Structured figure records
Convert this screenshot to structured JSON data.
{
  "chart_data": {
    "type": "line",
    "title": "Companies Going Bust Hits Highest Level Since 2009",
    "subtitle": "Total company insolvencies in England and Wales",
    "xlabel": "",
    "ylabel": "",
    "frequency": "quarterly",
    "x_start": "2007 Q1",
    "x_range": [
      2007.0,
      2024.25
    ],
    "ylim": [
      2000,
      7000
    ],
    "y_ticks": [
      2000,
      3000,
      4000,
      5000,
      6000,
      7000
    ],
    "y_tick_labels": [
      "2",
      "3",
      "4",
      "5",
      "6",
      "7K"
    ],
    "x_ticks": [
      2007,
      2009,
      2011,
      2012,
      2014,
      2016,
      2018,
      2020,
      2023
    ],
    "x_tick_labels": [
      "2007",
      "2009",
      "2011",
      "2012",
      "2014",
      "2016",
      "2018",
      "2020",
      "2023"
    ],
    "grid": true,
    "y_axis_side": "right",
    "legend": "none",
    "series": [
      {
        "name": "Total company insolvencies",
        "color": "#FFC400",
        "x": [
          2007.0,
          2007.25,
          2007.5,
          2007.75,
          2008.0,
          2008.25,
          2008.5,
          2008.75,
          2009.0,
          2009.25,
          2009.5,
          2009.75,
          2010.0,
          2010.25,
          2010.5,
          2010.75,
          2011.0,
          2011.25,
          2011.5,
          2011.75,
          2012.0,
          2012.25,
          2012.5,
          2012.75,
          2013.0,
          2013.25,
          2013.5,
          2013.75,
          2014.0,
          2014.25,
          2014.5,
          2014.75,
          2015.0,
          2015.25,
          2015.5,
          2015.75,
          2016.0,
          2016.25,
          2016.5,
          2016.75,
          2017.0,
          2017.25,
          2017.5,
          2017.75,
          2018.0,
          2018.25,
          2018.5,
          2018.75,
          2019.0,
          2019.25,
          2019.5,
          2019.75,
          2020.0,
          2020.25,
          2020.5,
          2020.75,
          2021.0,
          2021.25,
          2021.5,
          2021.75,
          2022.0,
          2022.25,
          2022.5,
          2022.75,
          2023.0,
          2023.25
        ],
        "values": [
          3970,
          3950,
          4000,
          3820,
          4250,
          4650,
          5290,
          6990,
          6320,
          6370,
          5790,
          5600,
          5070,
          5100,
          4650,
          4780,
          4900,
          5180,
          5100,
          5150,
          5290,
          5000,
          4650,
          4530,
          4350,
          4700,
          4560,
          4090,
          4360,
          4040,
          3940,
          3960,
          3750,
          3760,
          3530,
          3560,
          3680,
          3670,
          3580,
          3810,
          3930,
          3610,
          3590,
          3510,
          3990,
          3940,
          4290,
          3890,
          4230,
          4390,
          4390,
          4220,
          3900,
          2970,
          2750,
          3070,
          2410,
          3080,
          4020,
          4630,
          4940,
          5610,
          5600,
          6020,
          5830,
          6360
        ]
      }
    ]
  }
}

## GOAL
Every entry above should be retyped exactly as shown.

## FINISHED TASK
Convert this screenshot to structured JSON data.
{
  "chart_data": {
    "type": "line",
    "title": "Companies Going Bust Hits Highest Level Since 2009",
    "subtitle": "Total company insolvencies in England and Wales",
    "xlabel": "",
    "ylabel": "",
    "frequency": "quarterly",
    "x_start": "2007 Q1",
    "x_range": [
      2007.0,
      2024.25
    ],
    "ylim": [
      2000,
      7000
    ],
    "y_ticks": [
      2000,
      3000,
      4000,
      5000,
      6000,
      7000
    ],
    "y_tick_labels": [
      "2",
      "3",
      "4",
      "5",
      "6",
      "7K"
    ],
    "x_ticks": [
      2007,
      2009,
      2011,
      2012,
      2014,
      2016,
      2018,
      2020,
      2023
    ],
    "x_tick_labels": [
      "2007",
      "2009",
      "2011",
      "2012",
      "2014",
      "2016",
      "2018",
      "2020",
      "2023"
    ],
    "grid": true,
    "y_axis_side": "right",
    "legend": "none",
    "series": [
      {
        "name": "Total company insolvencies",
        "color": "#FFC400",
        "x": [
          2007.0,
          2007.25,
          2007.5,
          2007.75,
          2008.0,
          2008.25,
          2008.5,
          2008.75,
          2009.0,
          2009.25,
          2009.5,
          2009.75,
          2010.0,
          2010.25,
          2010.5,
          2010.75,
          2011.0,
          2011.25,
          2011.5,
          2011.75,
          2012.0,
          2012.25,
          2012.5,
          2012.75,
          2013.0,
          2013.25,
          2013.5,
          2013.75,
          2014.0,
          2014.25,
          2014.5,
          2014.75,
          2015.0,
          2015.25,
          2015.5,
          2015.75,
          2016.0,
          2016.25,
          2016.5,
          2016.75,
          2017.0,
          2017.25,
          2017.5,
          2017.75,
          2018.0,
          2018.25,
          2018.5,
          2018.75,
          2019.0,
          2019.25,
          2019.5,
          2019.75,
          2020.0,
          2020.25,
          2020.5,
          2020.75,
          2021.0,
          2021.25,
          2021.5,
          2021.75,
          2022.0,
          2022.25,
          2022.5,
          2022.75,
          2023.0,
          2023.25
        ],
        "values": [
          3970,
          3950,
          4000,
          3820,
          4250,
          4650,
          5290,
          6990,
          6320,
          6370,
          5790,
          5600,
          5070,
          5100,
          4650,
          4780,
          4900,
          5180,
          5100,
          5150,
          5290,
          5000,
          4650,
          4530,
          4350,
          4700,
          4560,
          4090,
          4360,
          4040,
          3940,
          3960,
          3750,
          3760,
          3530,
          3560,
          3680,
          3670,
          3580,
          3810,
          3930,
          3610,
          3590,
          3510,
          3990,
          3940,
          4290,
          3890,
          4230,
          4390,
          4390,
          4220,
          3900,
          2970,
          2750,
          3070,
          2410,
          3080,
          4020,
          4630,
          4940,
          5610,
          5600,
          6020,
          5830,
          6360
        ]
      }
    ]
  }
}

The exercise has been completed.